━━━ SELECTED EXTRACT
My first real job was an internship at a major Canadian bank where I worked as a user acceptance tester for the online banking website. My supervisor would literally send me step by step instructions that I would need to follow on physical test machines and then report back if I encounter anything weird. I was basically a human Selenium test runner. It was boring, manual work (I would often take naps in the washroom stalls to try to stay awake during the day). I actually did find some amusingly bad bugs like your checking account showing the wrong number. I didn't do any programming at this job but it was my first foothold into the technology industry and it helped me build enough credibility to get my next job interview. All I knew was that I didn't want to work at a bank again since business clothes were too uncomfortable!

2011

During my time in university, even though it wasn't taught, Ruby was the first programming language that I started to identify with. It was the language I chose for my passion projects. It was the mindset of the community around designing for happiness and the freedom you felt when using the language that got me hooked. DHH also just had a way of speaking and was a big influence. Python felt too sterile, professional, and the opposite of Ruby; JavaScript was something people tolerated at the time. I mostly learned through online Rails tutorials. Nowadays though I have more appreciation for Python's explicitness since I've gotten more experience working in larger orgs.
━━━━━━
## PROBLEMS TO SOLVE:
1. Set down the part of the career memoir that begins at the words "During my time" and stops after the words "in larger orgs.".
2. In the career memoir, which programming language felt too sterile and professional to the writer?
3. Extend the career memoir, starting after its last sentence.
The records were taken from a separate source.
━━━ EXTRACTED ENTRIES
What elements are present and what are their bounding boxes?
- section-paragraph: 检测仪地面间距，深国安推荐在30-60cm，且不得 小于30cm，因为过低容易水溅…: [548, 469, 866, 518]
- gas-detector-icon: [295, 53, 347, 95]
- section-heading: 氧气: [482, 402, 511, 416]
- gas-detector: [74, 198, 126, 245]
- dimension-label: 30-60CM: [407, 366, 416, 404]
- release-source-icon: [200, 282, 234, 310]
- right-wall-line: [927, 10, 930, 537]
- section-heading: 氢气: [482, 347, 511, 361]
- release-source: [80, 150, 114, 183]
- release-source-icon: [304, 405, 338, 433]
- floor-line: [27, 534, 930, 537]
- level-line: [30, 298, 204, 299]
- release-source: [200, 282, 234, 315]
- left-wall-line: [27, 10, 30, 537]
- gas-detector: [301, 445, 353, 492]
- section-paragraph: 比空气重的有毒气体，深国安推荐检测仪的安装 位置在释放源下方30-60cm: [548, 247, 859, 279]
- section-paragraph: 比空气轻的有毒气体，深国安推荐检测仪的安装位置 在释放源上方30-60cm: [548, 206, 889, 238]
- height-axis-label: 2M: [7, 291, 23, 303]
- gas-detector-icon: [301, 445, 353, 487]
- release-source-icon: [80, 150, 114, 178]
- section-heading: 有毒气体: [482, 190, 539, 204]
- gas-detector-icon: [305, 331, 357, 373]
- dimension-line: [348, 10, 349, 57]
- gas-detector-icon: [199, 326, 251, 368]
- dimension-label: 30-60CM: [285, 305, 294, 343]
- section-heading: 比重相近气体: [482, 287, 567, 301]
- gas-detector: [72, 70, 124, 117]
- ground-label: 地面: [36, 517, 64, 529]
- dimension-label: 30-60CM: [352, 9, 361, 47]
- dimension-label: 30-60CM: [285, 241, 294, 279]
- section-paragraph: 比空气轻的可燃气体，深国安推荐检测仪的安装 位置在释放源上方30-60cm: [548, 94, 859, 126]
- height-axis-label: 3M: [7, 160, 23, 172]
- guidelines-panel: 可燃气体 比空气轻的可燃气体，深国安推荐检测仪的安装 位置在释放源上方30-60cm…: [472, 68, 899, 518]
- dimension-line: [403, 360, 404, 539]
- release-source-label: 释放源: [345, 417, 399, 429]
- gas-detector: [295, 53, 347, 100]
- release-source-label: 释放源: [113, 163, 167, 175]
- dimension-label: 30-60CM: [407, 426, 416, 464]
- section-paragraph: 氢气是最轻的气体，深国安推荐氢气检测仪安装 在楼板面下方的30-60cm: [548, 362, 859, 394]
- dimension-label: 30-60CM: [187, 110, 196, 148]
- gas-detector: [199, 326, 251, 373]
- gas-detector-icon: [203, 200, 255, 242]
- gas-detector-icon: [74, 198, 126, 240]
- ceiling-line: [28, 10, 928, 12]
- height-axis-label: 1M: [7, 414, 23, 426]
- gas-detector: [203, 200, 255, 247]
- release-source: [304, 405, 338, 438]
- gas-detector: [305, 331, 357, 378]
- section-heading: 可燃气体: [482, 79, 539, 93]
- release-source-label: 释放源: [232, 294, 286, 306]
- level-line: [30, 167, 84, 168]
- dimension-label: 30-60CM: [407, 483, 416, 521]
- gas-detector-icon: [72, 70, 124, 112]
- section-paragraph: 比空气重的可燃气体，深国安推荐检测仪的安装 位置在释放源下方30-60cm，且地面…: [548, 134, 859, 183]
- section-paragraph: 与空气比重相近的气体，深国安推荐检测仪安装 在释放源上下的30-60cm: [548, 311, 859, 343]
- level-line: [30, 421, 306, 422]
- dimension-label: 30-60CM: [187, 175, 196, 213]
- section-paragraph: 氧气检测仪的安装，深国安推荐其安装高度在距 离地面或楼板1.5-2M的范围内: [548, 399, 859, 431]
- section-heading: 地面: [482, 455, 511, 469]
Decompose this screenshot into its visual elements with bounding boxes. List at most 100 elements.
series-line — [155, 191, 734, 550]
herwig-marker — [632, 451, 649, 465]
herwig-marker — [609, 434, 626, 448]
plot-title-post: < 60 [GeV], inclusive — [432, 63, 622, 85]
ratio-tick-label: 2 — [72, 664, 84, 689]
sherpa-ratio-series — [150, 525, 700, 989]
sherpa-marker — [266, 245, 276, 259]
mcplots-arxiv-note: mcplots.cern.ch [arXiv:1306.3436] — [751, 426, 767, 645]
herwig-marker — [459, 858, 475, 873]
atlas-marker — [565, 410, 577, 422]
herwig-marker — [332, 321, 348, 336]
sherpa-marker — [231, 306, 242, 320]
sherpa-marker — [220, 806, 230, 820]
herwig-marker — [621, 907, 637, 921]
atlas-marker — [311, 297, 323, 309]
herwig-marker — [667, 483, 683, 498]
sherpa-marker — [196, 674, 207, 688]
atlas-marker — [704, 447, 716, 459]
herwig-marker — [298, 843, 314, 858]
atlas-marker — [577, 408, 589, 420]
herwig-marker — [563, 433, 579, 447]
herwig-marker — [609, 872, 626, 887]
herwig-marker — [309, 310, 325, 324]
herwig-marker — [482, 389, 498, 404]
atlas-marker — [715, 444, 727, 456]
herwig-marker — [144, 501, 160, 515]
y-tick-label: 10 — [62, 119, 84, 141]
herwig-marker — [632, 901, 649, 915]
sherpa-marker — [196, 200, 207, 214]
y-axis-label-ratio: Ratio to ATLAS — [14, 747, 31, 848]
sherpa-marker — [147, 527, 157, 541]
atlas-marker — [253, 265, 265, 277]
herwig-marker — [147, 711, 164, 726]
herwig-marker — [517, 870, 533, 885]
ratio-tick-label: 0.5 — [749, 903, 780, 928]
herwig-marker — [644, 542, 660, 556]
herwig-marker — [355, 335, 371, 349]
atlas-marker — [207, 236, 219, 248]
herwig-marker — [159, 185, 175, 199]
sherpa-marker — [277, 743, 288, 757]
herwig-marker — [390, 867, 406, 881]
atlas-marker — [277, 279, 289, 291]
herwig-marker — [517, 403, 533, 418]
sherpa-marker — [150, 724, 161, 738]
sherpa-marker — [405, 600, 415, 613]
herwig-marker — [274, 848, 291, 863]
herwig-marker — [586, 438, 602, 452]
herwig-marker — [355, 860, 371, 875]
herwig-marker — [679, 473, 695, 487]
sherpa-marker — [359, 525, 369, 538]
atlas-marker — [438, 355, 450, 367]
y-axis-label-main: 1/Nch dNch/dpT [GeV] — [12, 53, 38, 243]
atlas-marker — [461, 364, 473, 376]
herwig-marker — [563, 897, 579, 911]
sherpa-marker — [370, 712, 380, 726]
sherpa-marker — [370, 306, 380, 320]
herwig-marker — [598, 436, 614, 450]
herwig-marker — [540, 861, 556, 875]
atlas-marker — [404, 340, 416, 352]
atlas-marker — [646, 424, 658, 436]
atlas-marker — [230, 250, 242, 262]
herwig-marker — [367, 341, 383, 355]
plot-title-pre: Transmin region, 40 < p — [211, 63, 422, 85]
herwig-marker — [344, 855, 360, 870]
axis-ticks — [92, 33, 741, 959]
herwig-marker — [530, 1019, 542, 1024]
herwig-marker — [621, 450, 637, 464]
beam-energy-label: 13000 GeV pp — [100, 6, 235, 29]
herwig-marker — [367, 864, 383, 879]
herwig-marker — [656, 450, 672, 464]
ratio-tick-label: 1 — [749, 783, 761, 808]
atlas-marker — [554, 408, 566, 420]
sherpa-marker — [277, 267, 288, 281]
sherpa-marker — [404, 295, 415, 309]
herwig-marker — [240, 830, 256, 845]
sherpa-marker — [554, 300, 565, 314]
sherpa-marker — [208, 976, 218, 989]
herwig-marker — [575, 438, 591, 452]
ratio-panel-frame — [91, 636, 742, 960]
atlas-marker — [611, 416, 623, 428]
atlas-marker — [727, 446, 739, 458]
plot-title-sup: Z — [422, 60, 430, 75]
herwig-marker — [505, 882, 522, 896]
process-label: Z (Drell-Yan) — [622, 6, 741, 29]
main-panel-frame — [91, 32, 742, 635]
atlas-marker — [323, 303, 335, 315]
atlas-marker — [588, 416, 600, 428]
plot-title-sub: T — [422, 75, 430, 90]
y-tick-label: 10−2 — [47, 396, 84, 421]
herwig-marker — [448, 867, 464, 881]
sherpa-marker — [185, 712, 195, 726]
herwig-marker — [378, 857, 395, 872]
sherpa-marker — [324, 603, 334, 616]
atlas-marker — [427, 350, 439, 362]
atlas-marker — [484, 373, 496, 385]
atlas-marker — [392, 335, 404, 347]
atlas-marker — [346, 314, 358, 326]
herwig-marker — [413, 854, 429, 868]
━━━━━━
## RESULTS OF THE TASKS:
1.
During my time in university, even though it wasn't taught, Ruby was the first programming language that I started to identify with. It was the language I chose for my passion projects. It was the mindset of the community around designing for happiness and the freedom you felt when using the language that got me hooked. DHH also just had a way of speaking and was a big influence. Python felt too sterile, professional, and the opposite of Ruby; JavaScript was something people tolerated at the time. I mostly learned through online Rails tutorials. Nowadays though I have more appreciation for Python's explicitness since I've gotten more experience working in larger orgs.

2. Python.

3.
I landed my first real software developer internship at a small Rails shop in 2011 where I met like-minded Ruby enthusiasts. At that time, I still had no idea what I was doing having never really worked on a production website before besides static HTML and CSS pages. But it was thanks to that small team, I was able to jump start my development as a software developer.

2012

I landed another software developer internship at a small startup and had my first taste of a small SaaS company. This is the first time I got to experience the full processes around building, testing, and shipping software, working in larger codebases, and working in bigger teams. I was exposed to PHP and JavaScript. I got to touch production tables in the MySQL database by running my first database migration. I finally felt like I was an important and respected member of the team. I still remember that proud moment when someone made an offhand comment that they forgot I wasn't an intern.

2013

I landed an internship at my first Bay Area tech startup. It was a big moment for me. The Bay Area always seemed out of my league and the Waterloo students coming back from their Bay Area internships always seemed way smarter than me. Landing a Bay Area job for a Waterloo student is like getting a golden ticket to a private club where the champagne is flowing. Once you've stepped in, there was no turning back because everything else seemed to pale in comparison. There was a noticeable chasm between Toronto tech companies (where all my previous internships were) and Bay Area tech in talent, perks, pay, and technology. The company I was at felt way ahead of everything I worked on in the past. I reached my goal of being able to learn how websites like Facebook and Gmail were built.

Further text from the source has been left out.